[Données des limites de région]
========================================================================

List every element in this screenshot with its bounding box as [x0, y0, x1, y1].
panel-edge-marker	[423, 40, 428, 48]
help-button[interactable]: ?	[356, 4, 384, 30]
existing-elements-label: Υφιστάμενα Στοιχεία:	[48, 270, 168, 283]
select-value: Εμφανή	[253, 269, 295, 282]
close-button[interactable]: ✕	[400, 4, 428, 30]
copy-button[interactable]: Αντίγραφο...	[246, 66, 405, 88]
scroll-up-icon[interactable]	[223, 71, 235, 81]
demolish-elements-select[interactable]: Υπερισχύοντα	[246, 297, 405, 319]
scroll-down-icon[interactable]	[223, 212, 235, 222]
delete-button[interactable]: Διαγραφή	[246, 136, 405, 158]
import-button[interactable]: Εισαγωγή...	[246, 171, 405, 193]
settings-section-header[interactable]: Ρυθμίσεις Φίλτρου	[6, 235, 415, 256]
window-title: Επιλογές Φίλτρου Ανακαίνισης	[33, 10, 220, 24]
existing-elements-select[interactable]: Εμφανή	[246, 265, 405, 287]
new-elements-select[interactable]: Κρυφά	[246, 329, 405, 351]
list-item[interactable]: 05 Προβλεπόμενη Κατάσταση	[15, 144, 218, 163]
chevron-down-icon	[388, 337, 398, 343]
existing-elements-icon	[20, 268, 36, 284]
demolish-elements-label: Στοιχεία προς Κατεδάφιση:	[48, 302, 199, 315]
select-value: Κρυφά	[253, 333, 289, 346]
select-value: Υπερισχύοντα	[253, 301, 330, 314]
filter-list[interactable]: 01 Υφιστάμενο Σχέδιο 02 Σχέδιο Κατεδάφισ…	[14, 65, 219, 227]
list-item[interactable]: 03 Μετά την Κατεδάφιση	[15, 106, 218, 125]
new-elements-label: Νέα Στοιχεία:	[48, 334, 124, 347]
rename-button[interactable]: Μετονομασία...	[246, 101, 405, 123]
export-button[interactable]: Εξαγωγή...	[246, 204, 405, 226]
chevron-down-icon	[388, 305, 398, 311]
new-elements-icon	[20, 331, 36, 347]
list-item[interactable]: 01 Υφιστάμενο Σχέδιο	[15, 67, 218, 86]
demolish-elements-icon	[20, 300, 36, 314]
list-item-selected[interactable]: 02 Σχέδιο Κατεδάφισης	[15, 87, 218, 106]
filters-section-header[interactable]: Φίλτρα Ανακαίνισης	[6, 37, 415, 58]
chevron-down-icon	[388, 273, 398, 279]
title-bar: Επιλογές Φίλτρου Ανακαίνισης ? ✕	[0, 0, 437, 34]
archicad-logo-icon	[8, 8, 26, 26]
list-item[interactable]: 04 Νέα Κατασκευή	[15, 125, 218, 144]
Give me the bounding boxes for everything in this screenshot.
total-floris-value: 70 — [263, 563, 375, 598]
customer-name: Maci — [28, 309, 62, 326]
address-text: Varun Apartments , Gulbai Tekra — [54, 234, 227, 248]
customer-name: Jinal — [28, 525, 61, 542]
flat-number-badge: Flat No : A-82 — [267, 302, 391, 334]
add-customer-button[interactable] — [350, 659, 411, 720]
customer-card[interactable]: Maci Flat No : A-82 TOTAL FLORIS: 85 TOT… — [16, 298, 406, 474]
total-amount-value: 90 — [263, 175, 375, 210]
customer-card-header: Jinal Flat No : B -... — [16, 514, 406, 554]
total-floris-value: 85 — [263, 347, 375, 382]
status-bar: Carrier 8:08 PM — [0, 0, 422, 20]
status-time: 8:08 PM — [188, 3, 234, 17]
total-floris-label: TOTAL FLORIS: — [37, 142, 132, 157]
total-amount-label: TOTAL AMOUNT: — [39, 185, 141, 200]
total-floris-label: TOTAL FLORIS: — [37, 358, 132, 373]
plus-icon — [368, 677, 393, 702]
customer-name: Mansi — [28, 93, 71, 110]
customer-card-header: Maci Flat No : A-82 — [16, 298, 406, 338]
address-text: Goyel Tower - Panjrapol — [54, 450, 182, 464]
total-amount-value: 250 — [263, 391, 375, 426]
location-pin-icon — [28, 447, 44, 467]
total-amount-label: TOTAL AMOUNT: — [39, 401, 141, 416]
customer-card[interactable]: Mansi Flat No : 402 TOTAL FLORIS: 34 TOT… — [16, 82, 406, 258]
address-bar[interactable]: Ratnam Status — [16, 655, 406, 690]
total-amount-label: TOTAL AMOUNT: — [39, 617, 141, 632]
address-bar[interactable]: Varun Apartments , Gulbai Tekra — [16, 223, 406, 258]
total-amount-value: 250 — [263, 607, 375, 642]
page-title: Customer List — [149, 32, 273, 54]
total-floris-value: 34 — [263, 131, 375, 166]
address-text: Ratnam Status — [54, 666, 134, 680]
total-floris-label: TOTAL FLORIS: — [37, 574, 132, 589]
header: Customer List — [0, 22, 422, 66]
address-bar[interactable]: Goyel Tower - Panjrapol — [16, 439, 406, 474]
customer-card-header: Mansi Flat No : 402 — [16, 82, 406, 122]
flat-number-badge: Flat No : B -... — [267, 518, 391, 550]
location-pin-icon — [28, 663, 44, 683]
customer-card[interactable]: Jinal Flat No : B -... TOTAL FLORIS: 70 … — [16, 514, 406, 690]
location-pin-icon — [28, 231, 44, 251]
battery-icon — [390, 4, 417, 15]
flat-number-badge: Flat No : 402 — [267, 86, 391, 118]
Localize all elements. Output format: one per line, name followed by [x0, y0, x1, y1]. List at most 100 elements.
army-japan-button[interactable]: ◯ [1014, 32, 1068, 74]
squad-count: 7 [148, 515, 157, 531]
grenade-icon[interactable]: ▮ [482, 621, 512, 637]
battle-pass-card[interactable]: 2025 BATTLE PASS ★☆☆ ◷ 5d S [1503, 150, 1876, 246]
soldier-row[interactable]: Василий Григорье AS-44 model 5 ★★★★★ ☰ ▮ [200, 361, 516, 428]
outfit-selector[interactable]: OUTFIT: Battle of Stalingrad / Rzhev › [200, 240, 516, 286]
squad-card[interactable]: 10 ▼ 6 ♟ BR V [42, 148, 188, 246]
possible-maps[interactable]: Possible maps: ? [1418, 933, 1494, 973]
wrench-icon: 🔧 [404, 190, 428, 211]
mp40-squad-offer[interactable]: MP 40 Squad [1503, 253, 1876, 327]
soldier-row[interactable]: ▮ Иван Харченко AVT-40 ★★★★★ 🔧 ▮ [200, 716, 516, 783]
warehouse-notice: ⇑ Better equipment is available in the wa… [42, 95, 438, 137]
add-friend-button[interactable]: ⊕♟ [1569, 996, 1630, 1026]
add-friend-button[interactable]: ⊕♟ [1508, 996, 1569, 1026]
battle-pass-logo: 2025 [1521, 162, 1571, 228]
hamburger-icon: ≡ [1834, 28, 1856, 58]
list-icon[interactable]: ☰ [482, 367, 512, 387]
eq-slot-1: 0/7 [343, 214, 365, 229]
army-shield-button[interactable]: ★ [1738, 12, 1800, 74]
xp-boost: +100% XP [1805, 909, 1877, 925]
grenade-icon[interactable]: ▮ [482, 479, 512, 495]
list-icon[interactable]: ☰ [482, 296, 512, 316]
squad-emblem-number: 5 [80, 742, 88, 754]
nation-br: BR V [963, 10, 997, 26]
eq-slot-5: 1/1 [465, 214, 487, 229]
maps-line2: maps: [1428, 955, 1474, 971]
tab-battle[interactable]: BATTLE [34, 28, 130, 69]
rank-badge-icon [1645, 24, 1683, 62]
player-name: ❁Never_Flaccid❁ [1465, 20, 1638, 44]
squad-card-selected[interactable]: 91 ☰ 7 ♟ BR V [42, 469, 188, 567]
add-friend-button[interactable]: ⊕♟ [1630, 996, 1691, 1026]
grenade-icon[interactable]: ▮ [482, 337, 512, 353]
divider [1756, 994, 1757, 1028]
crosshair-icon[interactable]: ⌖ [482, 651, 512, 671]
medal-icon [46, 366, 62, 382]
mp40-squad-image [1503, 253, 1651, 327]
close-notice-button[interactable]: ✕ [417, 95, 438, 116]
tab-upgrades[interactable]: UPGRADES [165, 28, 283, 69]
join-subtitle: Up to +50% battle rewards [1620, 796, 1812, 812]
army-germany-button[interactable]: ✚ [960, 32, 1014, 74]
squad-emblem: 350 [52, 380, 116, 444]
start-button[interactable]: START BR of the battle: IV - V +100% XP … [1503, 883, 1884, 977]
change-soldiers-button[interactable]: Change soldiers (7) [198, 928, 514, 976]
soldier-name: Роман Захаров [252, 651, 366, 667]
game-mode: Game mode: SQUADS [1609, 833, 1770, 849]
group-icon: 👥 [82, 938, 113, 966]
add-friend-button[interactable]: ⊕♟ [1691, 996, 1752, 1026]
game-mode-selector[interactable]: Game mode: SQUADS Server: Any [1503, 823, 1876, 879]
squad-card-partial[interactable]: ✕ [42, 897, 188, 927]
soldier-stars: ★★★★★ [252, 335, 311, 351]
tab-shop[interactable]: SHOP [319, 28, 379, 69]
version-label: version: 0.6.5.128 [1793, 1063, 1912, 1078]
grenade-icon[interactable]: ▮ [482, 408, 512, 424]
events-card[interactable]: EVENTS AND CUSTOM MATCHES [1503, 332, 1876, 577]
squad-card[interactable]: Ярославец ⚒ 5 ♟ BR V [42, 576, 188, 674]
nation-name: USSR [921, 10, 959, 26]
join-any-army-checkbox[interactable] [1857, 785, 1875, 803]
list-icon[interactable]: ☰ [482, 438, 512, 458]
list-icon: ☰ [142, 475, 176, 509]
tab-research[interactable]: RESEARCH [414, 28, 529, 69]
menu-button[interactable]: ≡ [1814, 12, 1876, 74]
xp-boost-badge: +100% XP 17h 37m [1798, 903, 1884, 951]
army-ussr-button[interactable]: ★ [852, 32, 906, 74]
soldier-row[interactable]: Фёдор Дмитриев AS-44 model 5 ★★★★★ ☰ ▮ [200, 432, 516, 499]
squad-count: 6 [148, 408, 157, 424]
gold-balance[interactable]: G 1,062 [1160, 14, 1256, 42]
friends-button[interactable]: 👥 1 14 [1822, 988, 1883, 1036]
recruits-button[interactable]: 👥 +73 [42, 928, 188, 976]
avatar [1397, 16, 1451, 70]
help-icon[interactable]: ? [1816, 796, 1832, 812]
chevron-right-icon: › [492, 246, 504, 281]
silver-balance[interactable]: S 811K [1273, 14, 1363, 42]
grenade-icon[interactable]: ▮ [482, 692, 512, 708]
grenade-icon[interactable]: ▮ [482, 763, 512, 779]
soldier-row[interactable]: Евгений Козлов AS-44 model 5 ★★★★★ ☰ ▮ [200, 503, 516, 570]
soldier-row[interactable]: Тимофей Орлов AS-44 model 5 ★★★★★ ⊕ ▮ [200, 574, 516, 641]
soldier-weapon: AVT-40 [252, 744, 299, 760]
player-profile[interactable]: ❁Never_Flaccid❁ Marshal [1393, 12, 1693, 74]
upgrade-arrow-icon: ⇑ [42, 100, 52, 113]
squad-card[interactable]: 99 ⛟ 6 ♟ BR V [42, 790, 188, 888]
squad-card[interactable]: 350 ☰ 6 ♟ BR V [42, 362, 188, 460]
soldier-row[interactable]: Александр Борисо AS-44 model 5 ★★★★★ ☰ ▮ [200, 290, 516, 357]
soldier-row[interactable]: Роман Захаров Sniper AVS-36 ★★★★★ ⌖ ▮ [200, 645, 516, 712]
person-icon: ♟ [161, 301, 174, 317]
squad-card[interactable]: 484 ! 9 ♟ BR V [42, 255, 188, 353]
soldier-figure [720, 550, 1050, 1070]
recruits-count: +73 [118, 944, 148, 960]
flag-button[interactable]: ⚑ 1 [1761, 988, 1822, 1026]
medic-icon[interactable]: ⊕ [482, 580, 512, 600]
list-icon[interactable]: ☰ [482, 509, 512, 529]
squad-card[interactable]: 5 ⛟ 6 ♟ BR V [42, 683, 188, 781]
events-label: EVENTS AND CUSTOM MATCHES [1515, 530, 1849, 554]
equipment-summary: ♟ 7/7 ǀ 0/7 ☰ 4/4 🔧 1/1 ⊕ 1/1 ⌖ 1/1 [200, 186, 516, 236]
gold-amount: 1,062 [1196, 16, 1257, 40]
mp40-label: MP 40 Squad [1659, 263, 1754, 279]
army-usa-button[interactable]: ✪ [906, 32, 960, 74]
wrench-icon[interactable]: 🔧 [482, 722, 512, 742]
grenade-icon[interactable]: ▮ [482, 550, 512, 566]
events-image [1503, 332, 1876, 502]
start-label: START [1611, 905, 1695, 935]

========================================================================

§ CONSIGNES: Réécrivez en tableau Markdown la partie des entrées qui va du début jusqu'à la ligne contenant "71, 235, 81]", celle-ci comprise, avec une colonne « Numéro » pour le rang et une colonne « Contenu » pour la ligne, sans les lignes vides.

§ RÉSULTAT:
| Numéro | Contenu |
|---|---|
| 1 | List every element in this screenshot with its bounding box as [x0, y0, x1, y1]. |
| 2 | panel-edge-marker	[423, 40, 428, 48] |
| 3 | help-button[interactable]: ?	[356, 4, 384, 30] |
| 4 | existing-elements-label: Υφιστάμενα Στοιχεία:	[48, 270, 168, 283] |
| 5 | select-value: Εμφανή	[253, 269, 295, 282] |
| 6 | close-button[interactable]: ✕	[400, 4, 428, 30] |
| 7 | copy-button[interactable]: Αντίγραφο...	[246, 66, 405, 88] |
| 8 | scroll-up-icon[interactable]	[223, 71, 235, 81] |